Source data
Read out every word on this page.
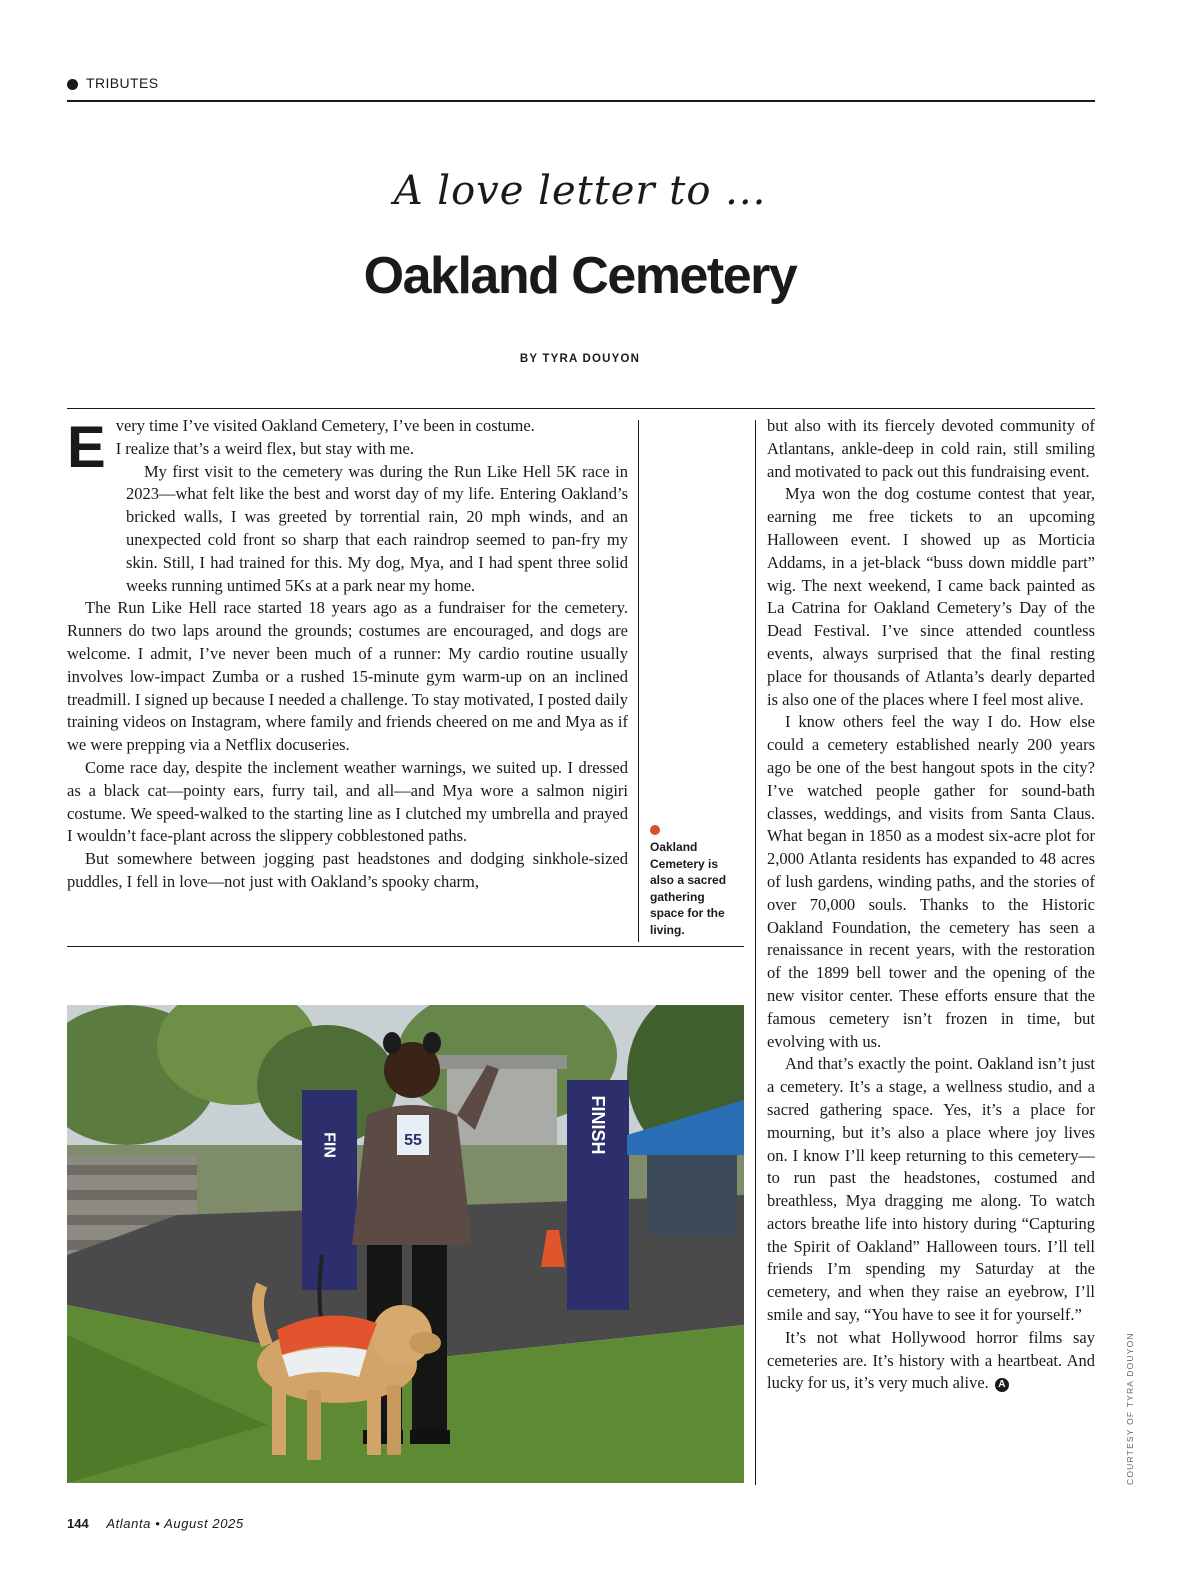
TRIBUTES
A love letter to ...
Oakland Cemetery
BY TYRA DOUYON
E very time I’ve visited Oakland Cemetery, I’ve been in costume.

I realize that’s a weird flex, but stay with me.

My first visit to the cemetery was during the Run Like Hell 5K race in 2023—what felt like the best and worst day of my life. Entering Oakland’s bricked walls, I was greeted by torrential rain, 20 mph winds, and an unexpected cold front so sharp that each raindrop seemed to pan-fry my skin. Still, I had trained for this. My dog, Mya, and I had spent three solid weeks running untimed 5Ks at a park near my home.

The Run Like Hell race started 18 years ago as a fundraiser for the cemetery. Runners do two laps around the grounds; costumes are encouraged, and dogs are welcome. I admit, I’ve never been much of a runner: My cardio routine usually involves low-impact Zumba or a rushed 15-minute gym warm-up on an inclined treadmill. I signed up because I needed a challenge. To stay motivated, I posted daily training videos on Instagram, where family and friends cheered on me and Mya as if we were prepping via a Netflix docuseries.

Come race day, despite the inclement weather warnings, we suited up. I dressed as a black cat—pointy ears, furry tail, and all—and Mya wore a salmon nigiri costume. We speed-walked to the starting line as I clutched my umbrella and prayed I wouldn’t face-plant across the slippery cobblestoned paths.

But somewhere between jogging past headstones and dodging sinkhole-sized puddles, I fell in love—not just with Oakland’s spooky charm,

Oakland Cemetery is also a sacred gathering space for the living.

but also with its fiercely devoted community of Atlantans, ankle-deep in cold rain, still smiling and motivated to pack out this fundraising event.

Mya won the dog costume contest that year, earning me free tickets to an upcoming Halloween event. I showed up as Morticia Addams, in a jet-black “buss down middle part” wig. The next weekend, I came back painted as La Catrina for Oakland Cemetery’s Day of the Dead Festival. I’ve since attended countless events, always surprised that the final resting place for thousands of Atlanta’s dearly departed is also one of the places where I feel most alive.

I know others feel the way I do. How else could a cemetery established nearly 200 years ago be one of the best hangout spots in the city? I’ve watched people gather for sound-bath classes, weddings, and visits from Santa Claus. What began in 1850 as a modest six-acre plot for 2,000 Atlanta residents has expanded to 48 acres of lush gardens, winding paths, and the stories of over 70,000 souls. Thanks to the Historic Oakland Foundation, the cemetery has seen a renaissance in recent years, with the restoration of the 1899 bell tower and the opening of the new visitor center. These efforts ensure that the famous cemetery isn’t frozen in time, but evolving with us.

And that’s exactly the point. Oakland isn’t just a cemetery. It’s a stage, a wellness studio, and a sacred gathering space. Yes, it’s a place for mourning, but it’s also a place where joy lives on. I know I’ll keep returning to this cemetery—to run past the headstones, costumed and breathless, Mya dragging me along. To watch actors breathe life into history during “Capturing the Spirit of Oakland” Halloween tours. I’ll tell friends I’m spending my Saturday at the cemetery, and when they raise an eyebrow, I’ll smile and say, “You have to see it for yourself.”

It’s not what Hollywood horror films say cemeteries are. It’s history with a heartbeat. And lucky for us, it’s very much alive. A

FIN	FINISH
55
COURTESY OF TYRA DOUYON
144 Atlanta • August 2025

* * *

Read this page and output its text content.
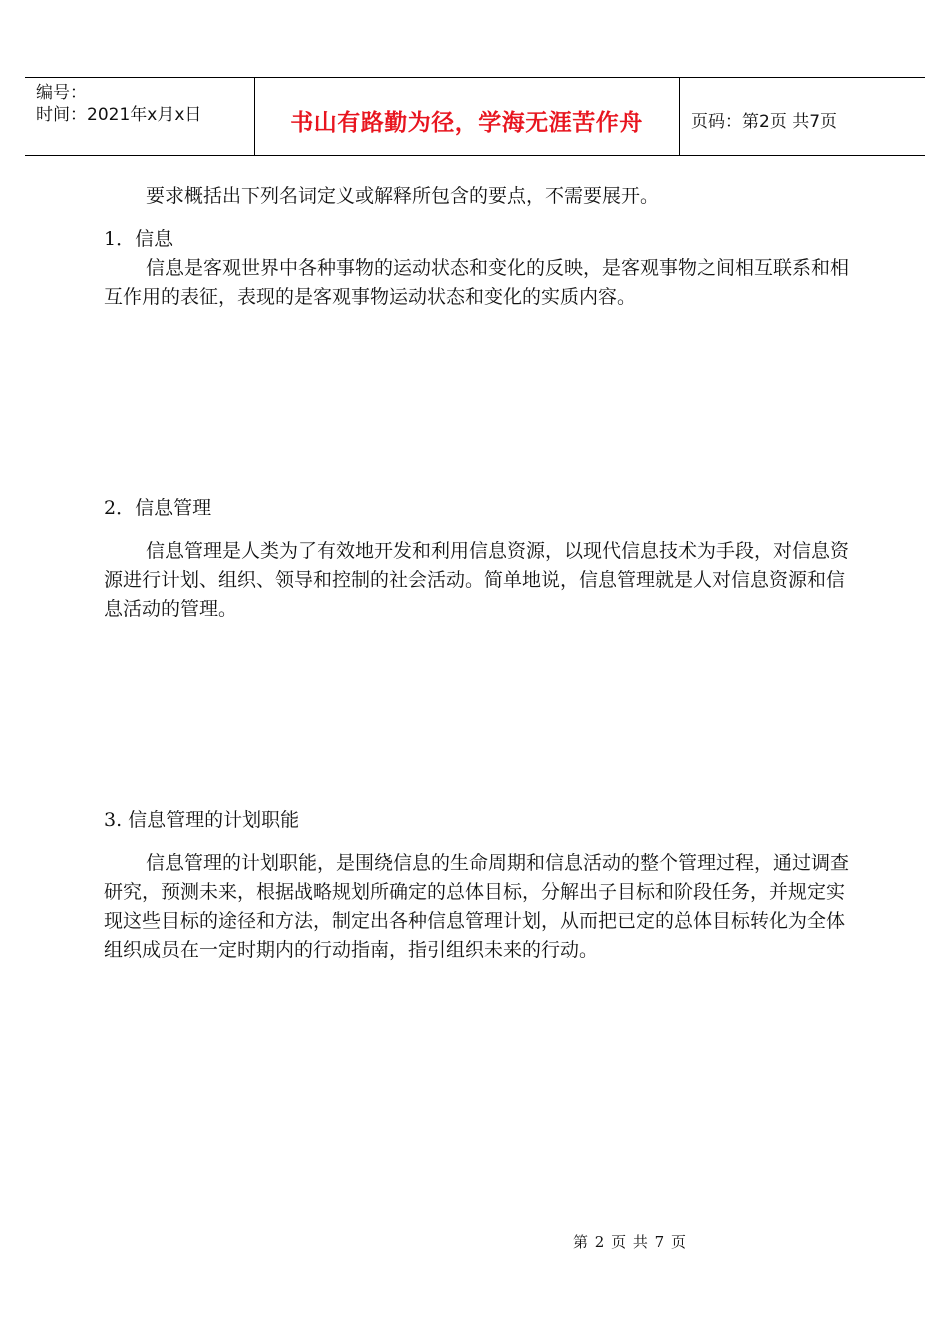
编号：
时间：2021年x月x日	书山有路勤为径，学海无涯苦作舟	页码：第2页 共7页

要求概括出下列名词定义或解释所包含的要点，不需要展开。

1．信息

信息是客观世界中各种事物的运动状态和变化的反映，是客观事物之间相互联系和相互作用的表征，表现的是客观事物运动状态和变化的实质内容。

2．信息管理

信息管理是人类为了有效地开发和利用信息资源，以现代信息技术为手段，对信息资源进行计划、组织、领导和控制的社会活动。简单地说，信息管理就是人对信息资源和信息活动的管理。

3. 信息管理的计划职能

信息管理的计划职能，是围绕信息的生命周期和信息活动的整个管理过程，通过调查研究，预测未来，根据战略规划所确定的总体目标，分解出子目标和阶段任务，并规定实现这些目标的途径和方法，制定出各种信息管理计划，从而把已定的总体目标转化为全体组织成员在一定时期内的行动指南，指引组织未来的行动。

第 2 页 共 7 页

_TASK STATEMENT_: Provide the number of lines in the entries that include "just", and no other text.

_EXPECTED OUTPUT_: 2